Element-and-box listings
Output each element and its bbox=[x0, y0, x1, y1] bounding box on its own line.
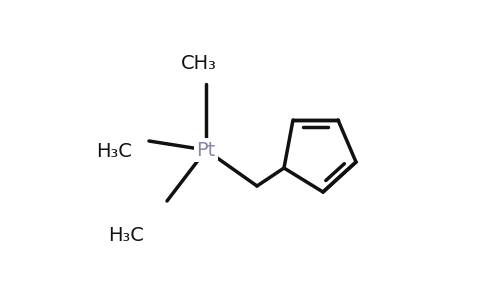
Text: H₃C: H₃C bbox=[96, 142, 133, 161]
Text: Pt: Pt bbox=[197, 140, 216, 160]
Text: CH₃: CH₃ bbox=[181, 54, 216, 73]
Text: H₃C: H₃C bbox=[108, 226, 144, 245]
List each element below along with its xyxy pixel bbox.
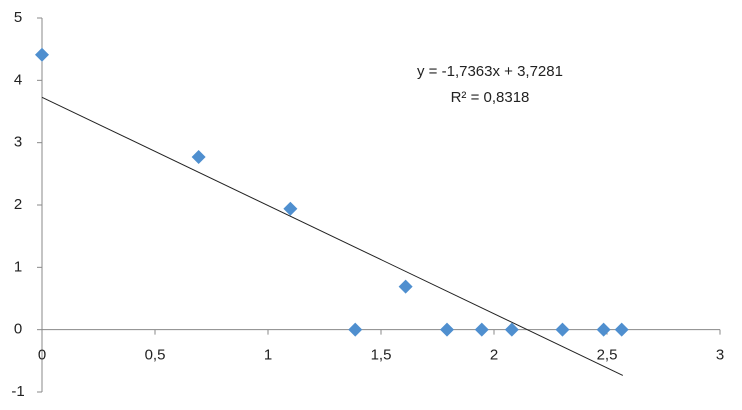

Problem statement
Switch "element" to "item" throughout the data above and write out all of its lines again, with nothing else changed and the pictures left out.

Full output
Output each item and its bbox=[x0, y0, x1, y1] bounding box on its own line.
Text: H₃C: H₃C bbox=[96, 142, 133, 161]
Text: Pt: Pt bbox=[197, 140, 216, 160]
Text: CH₃: CH₃ bbox=[181, 54, 216, 73]
Text: H₃C: H₃C bbox=[108, 226, 144, 245]
List each item below along with its xyxy pixel bbox.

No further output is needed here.